Task goal: Write down every entry below once more, exactly.

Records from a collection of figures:
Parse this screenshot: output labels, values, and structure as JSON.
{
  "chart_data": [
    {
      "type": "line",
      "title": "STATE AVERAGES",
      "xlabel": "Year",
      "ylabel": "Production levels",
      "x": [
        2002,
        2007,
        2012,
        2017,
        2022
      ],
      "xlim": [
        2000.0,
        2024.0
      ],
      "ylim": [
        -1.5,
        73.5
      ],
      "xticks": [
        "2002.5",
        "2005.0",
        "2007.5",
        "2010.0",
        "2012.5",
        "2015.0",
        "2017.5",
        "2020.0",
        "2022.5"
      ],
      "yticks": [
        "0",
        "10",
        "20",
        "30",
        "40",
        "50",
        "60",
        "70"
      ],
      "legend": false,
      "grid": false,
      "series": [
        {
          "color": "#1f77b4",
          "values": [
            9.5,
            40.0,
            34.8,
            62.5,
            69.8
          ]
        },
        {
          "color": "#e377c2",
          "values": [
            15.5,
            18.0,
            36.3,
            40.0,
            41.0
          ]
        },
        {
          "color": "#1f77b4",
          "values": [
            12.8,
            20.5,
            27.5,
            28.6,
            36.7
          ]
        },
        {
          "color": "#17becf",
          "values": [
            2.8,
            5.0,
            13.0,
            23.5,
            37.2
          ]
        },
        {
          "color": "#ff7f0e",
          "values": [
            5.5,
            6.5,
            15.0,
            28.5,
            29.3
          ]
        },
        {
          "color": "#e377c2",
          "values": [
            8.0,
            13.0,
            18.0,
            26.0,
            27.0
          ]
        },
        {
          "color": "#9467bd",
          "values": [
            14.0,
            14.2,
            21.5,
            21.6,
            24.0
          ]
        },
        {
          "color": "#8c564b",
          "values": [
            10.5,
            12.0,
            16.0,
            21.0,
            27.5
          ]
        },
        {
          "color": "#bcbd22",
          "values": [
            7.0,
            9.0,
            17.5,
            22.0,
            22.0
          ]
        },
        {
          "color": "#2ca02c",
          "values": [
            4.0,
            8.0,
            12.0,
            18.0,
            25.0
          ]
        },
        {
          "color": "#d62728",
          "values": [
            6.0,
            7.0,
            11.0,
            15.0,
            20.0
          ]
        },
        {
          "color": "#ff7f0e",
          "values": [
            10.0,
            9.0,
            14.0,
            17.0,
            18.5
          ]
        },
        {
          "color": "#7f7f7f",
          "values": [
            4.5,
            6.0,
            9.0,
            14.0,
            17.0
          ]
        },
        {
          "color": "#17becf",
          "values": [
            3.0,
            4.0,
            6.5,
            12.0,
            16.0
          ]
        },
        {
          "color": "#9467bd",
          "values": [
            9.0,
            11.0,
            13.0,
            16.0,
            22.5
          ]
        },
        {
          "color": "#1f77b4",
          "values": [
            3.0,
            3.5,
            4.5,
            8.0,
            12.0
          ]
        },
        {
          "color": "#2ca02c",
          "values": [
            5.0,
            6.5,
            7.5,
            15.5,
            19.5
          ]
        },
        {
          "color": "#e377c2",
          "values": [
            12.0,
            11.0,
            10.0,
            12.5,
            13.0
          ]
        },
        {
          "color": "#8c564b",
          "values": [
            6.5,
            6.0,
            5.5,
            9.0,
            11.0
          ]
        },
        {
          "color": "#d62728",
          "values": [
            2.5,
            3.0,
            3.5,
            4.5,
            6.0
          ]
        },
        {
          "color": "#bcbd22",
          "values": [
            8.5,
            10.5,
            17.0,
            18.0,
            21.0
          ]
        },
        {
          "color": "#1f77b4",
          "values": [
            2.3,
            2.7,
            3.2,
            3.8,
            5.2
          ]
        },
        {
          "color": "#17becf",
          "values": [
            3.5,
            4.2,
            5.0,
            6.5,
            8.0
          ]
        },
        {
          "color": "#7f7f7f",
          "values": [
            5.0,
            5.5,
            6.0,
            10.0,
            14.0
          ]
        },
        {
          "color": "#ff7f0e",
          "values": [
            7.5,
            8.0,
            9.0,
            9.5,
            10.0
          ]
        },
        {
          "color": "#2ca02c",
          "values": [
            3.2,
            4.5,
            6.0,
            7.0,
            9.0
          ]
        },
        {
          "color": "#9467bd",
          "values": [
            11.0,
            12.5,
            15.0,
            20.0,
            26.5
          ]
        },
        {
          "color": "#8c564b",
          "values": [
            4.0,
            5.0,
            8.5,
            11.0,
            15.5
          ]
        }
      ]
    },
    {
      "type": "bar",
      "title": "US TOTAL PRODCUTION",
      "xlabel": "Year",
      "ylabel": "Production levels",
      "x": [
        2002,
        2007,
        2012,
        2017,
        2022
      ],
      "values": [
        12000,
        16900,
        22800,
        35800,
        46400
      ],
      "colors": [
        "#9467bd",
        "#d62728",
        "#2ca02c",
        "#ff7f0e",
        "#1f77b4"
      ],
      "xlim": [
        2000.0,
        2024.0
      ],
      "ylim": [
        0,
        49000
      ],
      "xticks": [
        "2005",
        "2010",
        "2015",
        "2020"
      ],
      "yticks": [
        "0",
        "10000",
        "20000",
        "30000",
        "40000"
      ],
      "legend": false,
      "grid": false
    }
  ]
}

The output:
Parse this screenshot: output labels, values, and structure as JSON.
{
  "chart_data": [
    {
      "type": "line",
      "title": "STATE AVERAGES",
      "xlabel": "Year",
      "ylabel": "Production levels",
      "x": [
        2002,
        2007,
        2012,
        2017,
        2022
      ],
      "xlim": [
        2000.0,
        2024.0
      ],
      "ylim": [
        -1.5,
        73.5
      ],
      "xticks": [
        "2002.5",
        "2005.0",
        "2007.5",
        "2010.0",
        "2012.5",
        "2015.0",
        "2017.5",
        "2020.0",
        "2022.5"
      ],
      "yticks": [
        "0",
        "10",
        "20",
        "30",
        "40",
        "50",
        "60",
        "70"
      ],
      "legend": false,
      "grid": false,
      "series": [
        {
          "color": "#1f77b4",
          "values": [
            9.5,
            40.0,
            34.8,
            62.5,
            69.8
          ]
        },
        {
          "color": "#e377c2",
          "values": [
            15.5,
            18.0,
            36.3,
            40.0,
            41.0
          ]
        },
        {
          "color": "#1f77b4",
          "values": [
            12.8,
            20.5,
            27.5,
            28.6,
            36.7
          ]
        },
        {
          "color": "#17becf",
          "values": [
            2.8,
            5.0,
            13.0,
            23.5,
            37.2
          ]
        },
        {
          "color": "#ff7f0e",
          "values": [
            5.5,
            6.5,
            15.0,
            28.5,
            29.3
          ]
        },
        {
          "color": "#e377c2",
          "values": [
            8.0,
            13.0,
            18.0,
            26.0,
            27.0
          ]
        },
        {
          "color": "#9467bd",
          "values": [
            14.0,
            14.2,
            21.5,
            21.6,
            24.0
          ]
        },
        {
          "color": "#8c564b",
          "values": [
            10.5,
            12.0,
            16.0,
            21.0,
            27.5
          ]
        },
        {
          "color": "#bcbd22",
          "values": [
            7.0,
            9.0,
            17.5,
            22.0,
            22.0
          ]
        },
        {
          "color": "#2ca02c",
          "values": [
            4.0,
            8.0,
            12.0,
            18.0,
            25.0
          ]
        },
        {
          "color": "#d62728",
          "values": [
            6.0,
            7.0,
            11.0,
            15.0,
            20.0
          ]
        },
        {
          "color": "#ff7f0e",
          "values": [
            10.0,
            9.0,
            14.0,
            17.0,
            18.5
          ]
        },
        {
          "color": "#7f7f7f",
          "values": [
            4.5,
            6.0,
            9.0,
            14.0,
            17.0
          ]
        },
        {
          "color": "#17becf",
          "values": [
            3.0,
            4.0,
            6.5,
            12.0,
            16.0
          ]
        },
        {
          "color": "#9467bd",
          "values": [
            9.0,
            11.0,
            13.0,
            16.0,
            22.5
          ]
        },
        {
          "color": "#1f77b4",
          "values": [
            3.0,
            3.5,
            4.5,
            8.0,
            12.0
          ]
        },
        {
          "color": "#2ca02c",
          "values": [
            5.0,
            6.5,
            7.5,
            15.5,
            19.5
          ]
        },
        {
          "color": "#e377c2",
          "values": [
            12.0,
            11.0,
            10.0,
            12.5,
            13.0
          ]
        },
        {
          "color": "#8c564b",
          "values": [
            6.5,
            6.0,
            5.5,
            9.0,
            11.0
          ]
        },
        {
          "color": "#d62728",
          "values": [
            2.5,
            3.0,
            3.5,
            4.5,
            6.0
          ]
        },
        {
          "color": "#bcbd22",
          "values": [
            8.5,
            10.5,
            17.0,
            18.0,
            21.0
          ]
        },
        {
          "color": "#1f77b4",
          "values": [
            2.3,
            2.7,
            3.2,
            3.8,
            5.2
          ]
        },
        {
          "color": "#17becf",
          "values": [
            3.5,
            4.2,
            5.0,
            6.5,
            8.0
          ]
        },
        {
          "color": "#7f7f7f",
          "values": [
            5.0,
            5.5,
            6.0,
            10.0,
            14.0
          ]
        },
        {
          "color": "#ff7f0e",
          "values": [
            7.5,
            8.0,
            9.0,
            9.5,
            10.0
          ]
        },
        {
          "color": "#2ca02c",
          "values": [
            3.2,
            4.5,
            6.0,
            7.0,
            9.0
          ]
        },
        {
          "color": "#9467bd",
          "values": [
            11.0,
            12.5,
            15.0,
            20.0,
            26.5
          ]
        },
        {
          "color": "#8c564b",
          "values": [
            4.0,
            5.0,
            8.5,
            11.0,
            15.5
          ]
        }
      ]
    },
    {
      "type": "bar",
      "title": "US TOTAL PRODCUTION",
      "xlabel": "Year",
      "ylabel": "Production levels",
      "x": [
        2002,
        2007,
        2012,
        2017,
        2022
      ],
      "values": [
        12000,
        16900,
        22800,
        35800,
        46400
      ],
      "colors": [
        "#9467bd",
        "#d62728",
        "#2ca02c",
        "#ff7f0e",
        "#1f77b4"
      ],
      "xlim": [
        2000.0,
        2024.0
      ],
      "ylim": [
        0,
        49000
      ],
      "xticks": [
        "2005",
        "2010",
        "2015",
        "2020"
      ],
      "yticks": [
        "0",
        "10000",
        "20000",
        "30000",
        "40000"
      ],
      "legend": false,
      "grid": false
    }
  ]
}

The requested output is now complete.